- **MATERIAL SHOWN**
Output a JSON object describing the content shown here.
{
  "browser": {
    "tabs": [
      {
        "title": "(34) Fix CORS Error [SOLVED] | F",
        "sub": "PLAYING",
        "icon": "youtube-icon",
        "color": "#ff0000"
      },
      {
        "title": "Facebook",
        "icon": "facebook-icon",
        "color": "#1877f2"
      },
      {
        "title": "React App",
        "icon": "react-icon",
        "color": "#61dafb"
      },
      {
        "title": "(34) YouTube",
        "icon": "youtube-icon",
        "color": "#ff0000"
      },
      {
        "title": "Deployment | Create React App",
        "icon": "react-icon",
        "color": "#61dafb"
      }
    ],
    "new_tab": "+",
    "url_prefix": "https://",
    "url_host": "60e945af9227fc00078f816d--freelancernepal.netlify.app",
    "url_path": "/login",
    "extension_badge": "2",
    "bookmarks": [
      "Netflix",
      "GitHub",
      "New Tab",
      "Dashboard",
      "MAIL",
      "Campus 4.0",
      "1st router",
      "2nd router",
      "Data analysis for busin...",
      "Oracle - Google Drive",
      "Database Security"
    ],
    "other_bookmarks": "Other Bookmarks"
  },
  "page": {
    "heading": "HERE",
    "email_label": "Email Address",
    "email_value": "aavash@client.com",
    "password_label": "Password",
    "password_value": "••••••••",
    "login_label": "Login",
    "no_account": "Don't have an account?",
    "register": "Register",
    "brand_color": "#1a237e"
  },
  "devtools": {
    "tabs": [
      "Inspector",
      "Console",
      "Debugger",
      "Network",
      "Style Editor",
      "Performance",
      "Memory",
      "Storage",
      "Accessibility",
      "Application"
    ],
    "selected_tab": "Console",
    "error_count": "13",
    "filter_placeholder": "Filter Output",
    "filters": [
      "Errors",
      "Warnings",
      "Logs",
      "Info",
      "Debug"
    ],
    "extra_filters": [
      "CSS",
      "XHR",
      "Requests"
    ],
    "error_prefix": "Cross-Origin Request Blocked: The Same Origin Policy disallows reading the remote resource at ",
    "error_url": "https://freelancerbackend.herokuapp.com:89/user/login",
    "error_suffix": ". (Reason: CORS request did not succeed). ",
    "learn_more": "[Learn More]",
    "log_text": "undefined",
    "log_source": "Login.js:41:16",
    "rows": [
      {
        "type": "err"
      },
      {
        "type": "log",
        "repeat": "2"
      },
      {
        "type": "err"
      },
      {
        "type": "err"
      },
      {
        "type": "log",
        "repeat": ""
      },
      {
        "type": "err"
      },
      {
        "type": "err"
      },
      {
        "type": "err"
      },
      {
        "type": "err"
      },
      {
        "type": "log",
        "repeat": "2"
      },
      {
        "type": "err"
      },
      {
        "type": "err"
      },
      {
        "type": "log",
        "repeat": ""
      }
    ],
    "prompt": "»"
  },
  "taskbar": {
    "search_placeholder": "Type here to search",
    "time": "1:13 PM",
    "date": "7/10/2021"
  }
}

- **WORK TO BE COMPLETED**
Find the word "CORS" in the records and pull out each line that has it.

- **RESULT BELOW**
        "title": "(34) Fix CORS Error [SOLVED] | F",
    "error_suffix": ". (Reason: CORS request did not succeed). ",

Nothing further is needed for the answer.